## Task goal
Extract every record, exactly as written, and ignore the pictures.

## Record excerpts
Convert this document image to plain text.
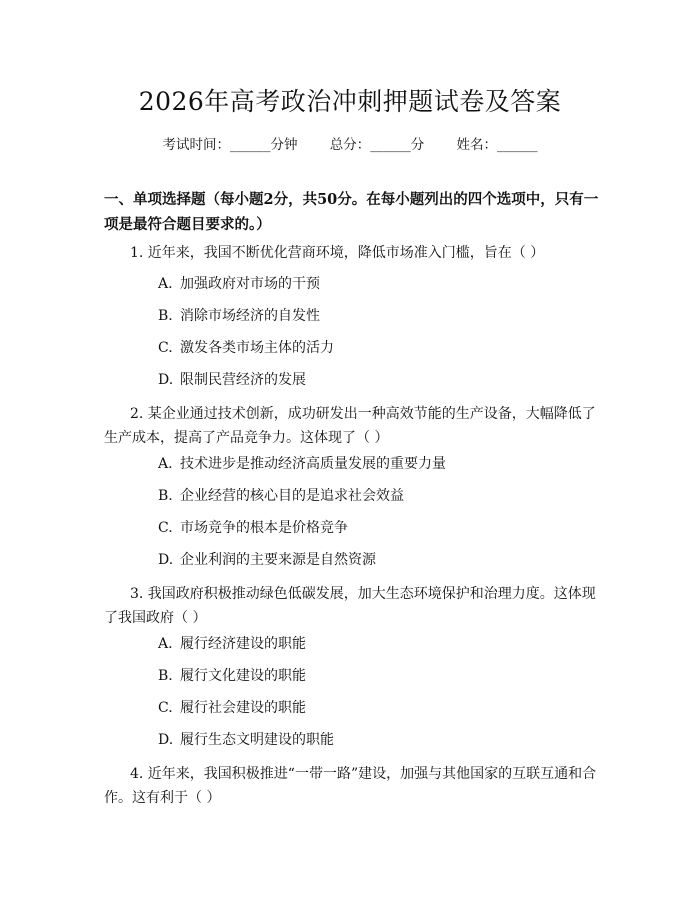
2026年高考政治冲刺押题试卷及答案
考试时间：______分钟 总分：______分 姓名：______
一、单项选择题（每小题2分，共50分。在每小题列出的四个选项中，只有一项是最符合题目要求的。）
1. 近年来，我国不断优化营商环境，降低市场准入门槛，旨在（ ）
A. 加强政府对市场的干预
B. 消除市场经济的自发性
C. 激发各类市场主体的活力
D. 限制民营经济的发展
2. 某企业通过技术创新，成功研发出一种高效节能的生产设备，大幅降低了生产成本，提高了产品竞争力。这体现了（ ）
A. 技术进步是推动经济高质量发展的重要力量
B. 企业经营的核心目的是追求社会效益
C. 市场竞争的根本是价格竞争
D. 企业利润的主要来源是自然资源
3. 我国政府积极推动绿色低碳发展，加大生态环境保护和治理力度。这体现了我国政府（ ）
A. 履行经济建设的职能
B. 履行文化建设的职能
C. 履行社会建设的职能
D. 履行生态文明建设的职能
4. 近年来，我国积极推进“一带一路”建设，加强与其他国家的互联互通和合作。这有利于（ ）
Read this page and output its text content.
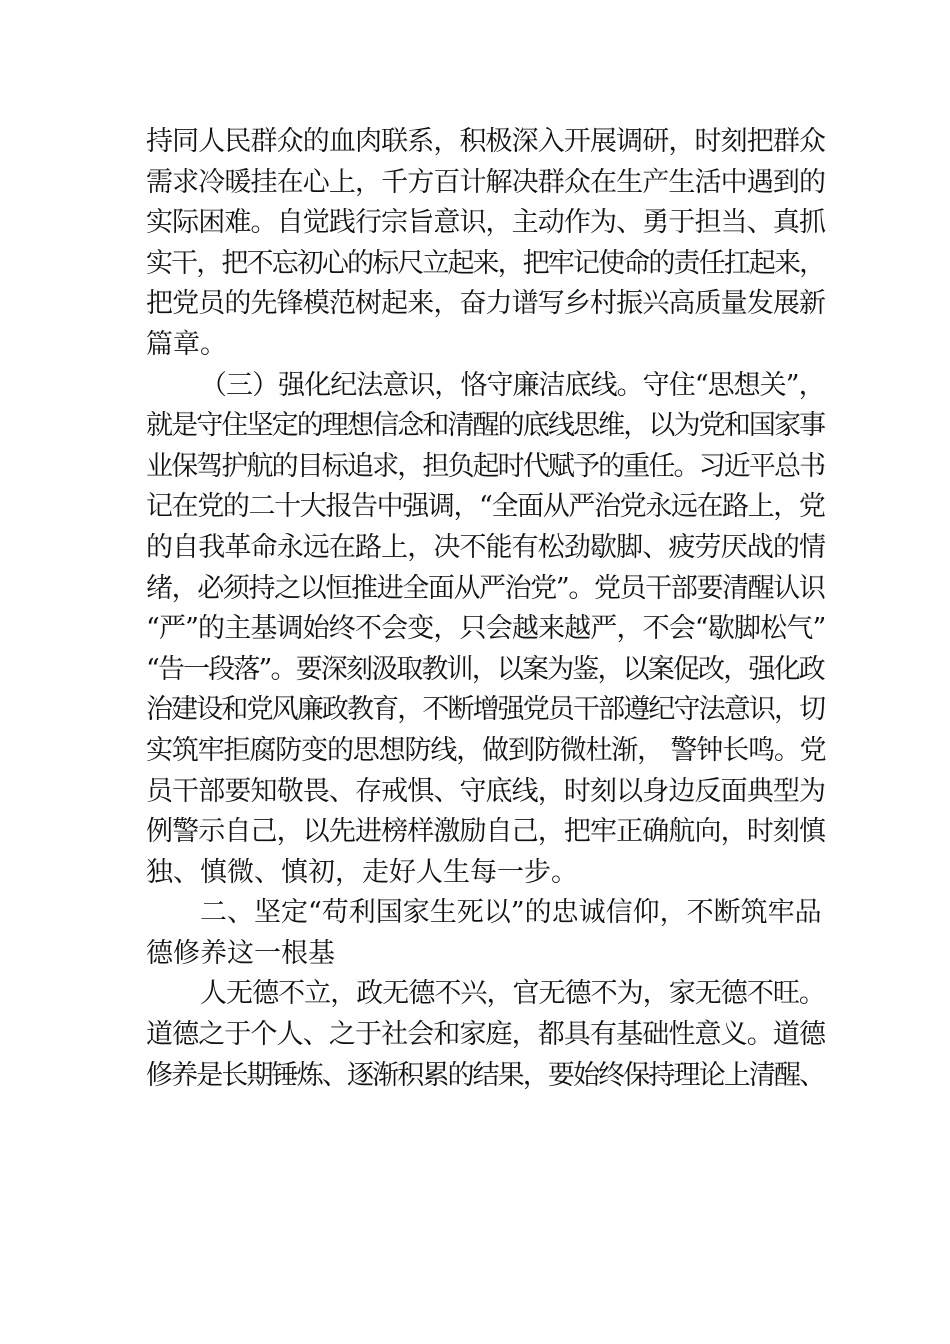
持同人民群众的血肉联系，积极深入开展调研，时刻把群众
需求冷暖挂在心上，千方百计解决群众在生产生活中遇到的
实际困难。自觉践行宗旨意识，主动作为、勇于担当、真抓
实干，把不忘初心的标尺立起来，把牢记使命的责任扛起来，
把党员的先锋模范树起来，奋力谱写乡村振兴高质量发展新
篇章。
（三）强化纪法意识，恪守廉洁底线。守住“思想关”，
就是守住坚定的理想信念和清醒的底线思维，以为党和国家事
业保驾护航的目标追求，担负起时代赋予的重任。习近平总书
记在党的二十大报告中强调，“全面从严治党永远在路上，党
的自我革命永远在路上，决不能有松劲歇脚、疲劳厌战的情
绪，必须持之以恒推进全面从严治党”。党员干部要清醒认识
“严”的主基调始终不会变，只会越来越严，不会“歇脚松气”
“告一段落”。要深刻汲取教训，以案为鉴，以案促改，强化政
治建设和党风廉政教育，不断增强党员干部遵纪守法意识，切
实筑牢拒腐防变的思想防线，做到防微杜渐， 警钟长鸣。党
员干部要知敬畏、存戒惧、守底线，时刻以身边反面典型为
例警示自己，以先进榜样激励自己，把牢正确航向，时刻慎
独、慎微、慎初，走好人生每一步。
二、坚定“苟利国家生死以”的忠诚信仰，不断筑牢品
德修养这一根基
人无德不立，政无德不兴，官无德不为，家无德不旺。
道德之于个人、之于社会和家庭，都具有基础性意义。道德
修养是长期锤炼、逐渐积累的结果，要始终保持理论上清醒、
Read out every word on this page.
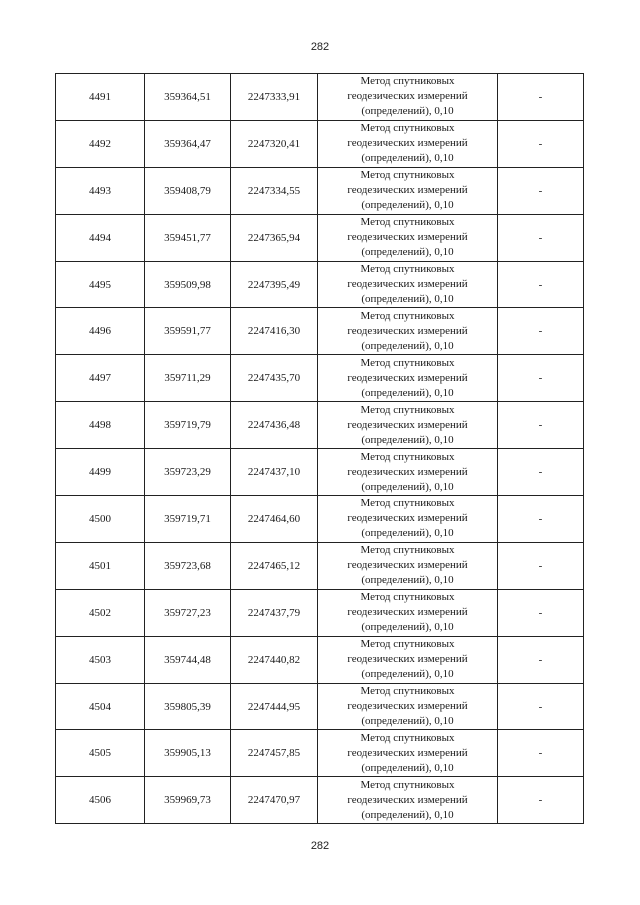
282
4491	359364,51	2247333,91	Метод спутниковых
геодезических измерений
(определений), 0,10	-
4492	359364,47	2247320,41	Метод спутниковых
геодезических измерений
(определений), 0,10	-
4493	359408,79	2247334,55	Метод спутниковых
геодезических измерений
(определений), 0,10	-
4494	359451,77	2247365,94	Метод спутниковых
геодезических измерений
(определений), 0,10	-
4495	359509,98	2247395,49	Метод спутниковых
геодезических измерений
(определений), 0,10	-
4496	359591,77	2247416,30	Метод спутниковых
геодезических измерений
(определений), 0,10	-
4497	359711,29	2247435,70	Метод спутниковых
геодезических измерений
(определений), 0,10	-
4498	359719,79	2247436,48	Метод спутниковых
геодезических измерений
(определений), 0,10	-
4499	359723,29	2247437,10	Метод спутниковых
геодезических измерений
(определений), 0,10	-
4500	359719,71	2247464,60	Метод спутниковых
геодезических измерений
(определений), 0,10	-
4501	359723,68	2247465,12	Метод спутниковых
геодезических измерений
(определений), 0,10	-
4502	359727,23	2247437,79	Метод спутниковых
геодезических измерений
(определений), 0,10	-
4503	359744,48	2247440,82	Метод спутниковых
геодезических измерений
(определений), 0,10	-
4504	359805,39	2247444,95	Метод спутниковых
геодезических измерений
(определений), 0,10	-
4505	359905,13	2247457,85	Метод спутниковых
геодезических измерений
(определений), 0,10	-
4506	359969,73	2247470,97	Метод спутниковых
геодезических измерений
(определений), 0,10	-
282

## Completed exercise
Convert this document image to plain text.
2026年高考政治冲刺押题试卷及答案
考试时间：______分钟 总分：______分 姓名：______
一、单项选择题（每小题2分，共50分。在每小题列出的四个选项中，只有一项是最符合题目要求的。）
1. 近年来，我国不断优化营商环境，降低市场准入门槛，旨在（ ）
A. 加强政府对市场的干预
B. 消除市场经济的自发性
C. 激发各类市场主体的活力
D. 限制民营经济的发展
2. 某企业通过技术创新，成功研发出一种高效节能的生产设备，大幅降低了生产成本，提高了产品竞争力。这体现了（ ）
A. 技术进步是推动经济高质量发展的重要力量
B. 企业经营的核心目的是追求社会效益
C. 市场竞争的根本是价格竞争
D. 企业利润的主要来源是自然资源
3. 我国政府积极推动绿色低碳发展，加大生态环境保护和治理力度。这体现了我国政府（ ）
A. 履行经济建设的职能
B. 履行文化建设的职能
C. 履行社会建设的职能
D. 履行生态文明建设的职能
4. 近年来，我国积极推进“一带一路”建设，加强与其他国家的互联互通和合作。这有利于（ ）
Read this page and output its text content.
持同人民群众的血肉联系，积极深入开展调研，时刻把群众
需求冷暖挂在心上，千方百计解决群众在生产生活中遇到的
实际困难。自觉践行宗旨意识，主动作为、勇于担当、真抓
实干，把不忘初心的标尺立起来，把牢记使命的责任扛起来，
把党员的先锋模范树起来，奋力谱写乡村振兴高质量发展新
篇章。
（三）强化纪法意识，恪守廉洁底线。守住“思想关”，
就是守住坚定的理想信念和清醒的底线思维，以为党和国家事
业保驾护航的目标追求，担负起时代赋予的重任。习近平总书
记在党的二十大报告中强调，“全面从严治党永远在路上，党
的自我革命永远在路上，决不能有松劲歇脚、疲劳厌战的情
绪，必须持之以恒推进全面从严治党”。党员干部要清醒认识
“严”的主基调始终不会变，只会越来越严，不会“歇脚松气”
“告一段落”。要深刻汲取教训，以案为鉴，以案促改，强化政
治建设和党风廉政教育，不断增强党员干部遵纪守法意识，切
实筑牢拒腐防变的思想防线，做到防微杜渐， 警钟长鸣。党
员干部要知敬畏、存戒惧、守底线，时刻以身边反面典型为
例警示自己，以先进榜样激励自己，把牢正确航向，时刻慎
独、慎微、慎初，走好人生每一步。
二、坚定“苟利国家生死以”的忠诚信仰，不断筑牢品
德修养这一根基
人无德不立，政无德不兴，官无德不为，家无德不旺。
道德之于个人、之于社会和家庭，都具有基础性意义。道德
修养是长期锤炼、逐渐积累的结果，要始终保持理论上清醒、
Read out every word on this page.
282
4491	359364,51	2247333,91	Метод спутниковых
геодезических измерений
(определений), 0,10	-
4492	359364,47	2247320,41	Метод спутниковых
геодезических измерений
(определений), 0,10	-
4493	359408,79	2247334,55	Метод спутниковых
геодезических измерений
(определений), 0,10	-
4494	359451,77	2247365,94	Метод спутниковых
геодезических измерений
(определений), 0,10	-
4495	359509,98	2247395,49	Метод спутниковых
геодезических измерений
(определений), 0,10	-
4496	359591,77	2247416,30	Метод спутниковых
геодезических измерений
(определений), 0,10	-
4497	359711,29	2247435,70	Метод спутниковых
геодезических измерений
(определений), 0,10	-
4498	359719,79	2247436,48	Метод спутниковых
геодезических измерений
(определений), 0,10	-
4499	359723,29	2247437,10	Метод спутниковых
геодезических измерений
(определений), 0,10	-
4500	359719,71	2247464,60	Метод спутниковых
геодезических измерений
(определений), 0,10	-
4501	359723,68	2247465,12	Метод спутниковых
геодезических измерений
(определений), 0,10	-
4502	359727,23	2247437,79	Метод спутниковых
геодезических измерений
(определений), 0,10	-
4503	359744,48	2247440,82	Метод спутниковых
геодезических измерений
(определений), 0,10	-
4504	359805,39	2247444,95	Метод спутниковых
геодезических измерений
(определений), 0,10	-
4505	359905,13	2247457,85	Метод спутниковых
геодезических измерений
(определений), 0,10	-
4506	359969,73	2247470,97	Метод спутниковых
геодезических измерений
(определений), 0,10	-
282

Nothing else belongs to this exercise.